(Lines of data)
══════════════════════════════

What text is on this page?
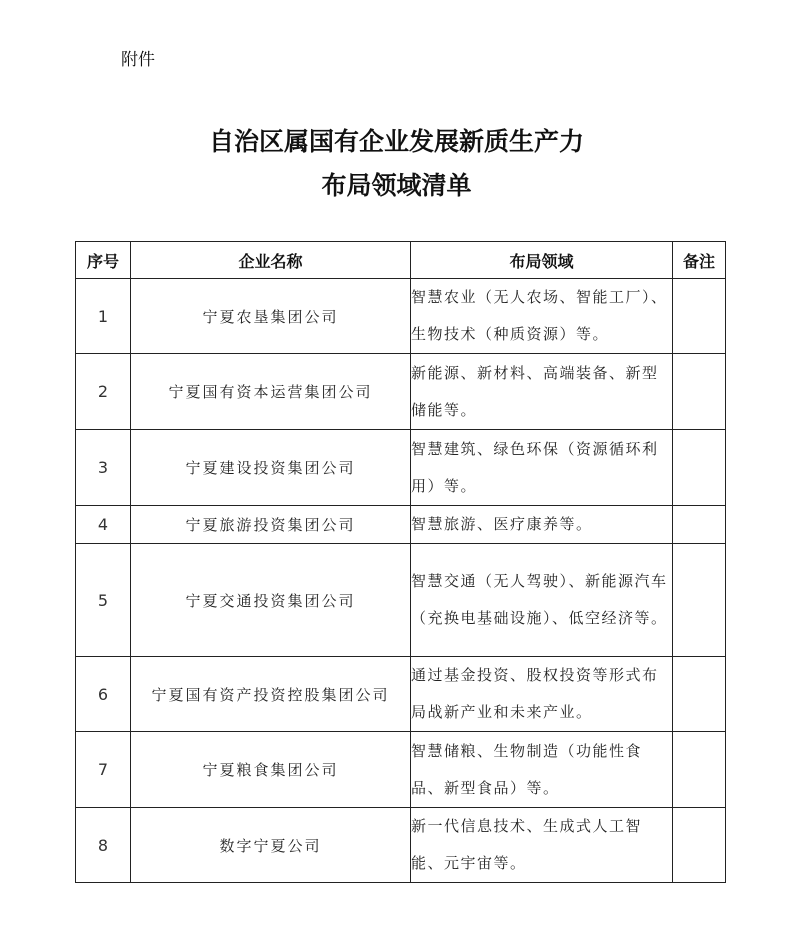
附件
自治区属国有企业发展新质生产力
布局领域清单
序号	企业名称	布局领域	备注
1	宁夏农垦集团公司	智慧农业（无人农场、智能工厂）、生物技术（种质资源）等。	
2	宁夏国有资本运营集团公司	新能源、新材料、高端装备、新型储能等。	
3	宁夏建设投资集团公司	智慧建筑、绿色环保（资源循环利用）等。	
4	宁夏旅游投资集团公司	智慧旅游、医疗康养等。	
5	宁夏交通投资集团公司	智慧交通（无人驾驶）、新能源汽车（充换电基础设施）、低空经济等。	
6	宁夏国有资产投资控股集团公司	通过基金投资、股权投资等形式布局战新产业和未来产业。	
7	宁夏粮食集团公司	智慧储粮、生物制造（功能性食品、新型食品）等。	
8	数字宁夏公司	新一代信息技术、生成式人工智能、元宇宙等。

══════════════════════════════

» **What is needed**
Make an exact copy of every entry above, minus the images.

» **Exercise output**
What text is on this page?
附件
自治区属国有企业发展新质生产力
布局领域清单
序号	企业名称	布局领域	备注
1	宁夏农垦集团公司	智慧农业（无人农场、智能工厂）、生物技术（种质资源）等。	
2	宁夏国有资本运营集团公司	新能源、新材料、高端装备、新型储能等。	
3	宁夏建设投资集团公司	智慧建筑、绿色环保（资源循环利用）等。	
4	宁夏旅游投资集团公司	智慧旅游、医疗康养等。	
5	宁夏交通投资集团公司	智慧交通（无人驾驶）、新能源汽车（充换电基础设施）、低空经济等。	
6	宁夏国有资产投资控股集团公司	通过基金投资、股权投资等形式布局战新产业和未来产业。	
7	宁夏粮食集团公司	智慧储粮、生物制造（功能性食品、新型食品）等。	
8	数字宁夏公司	新一代信息技术、生成式人工智能、元宇宙等。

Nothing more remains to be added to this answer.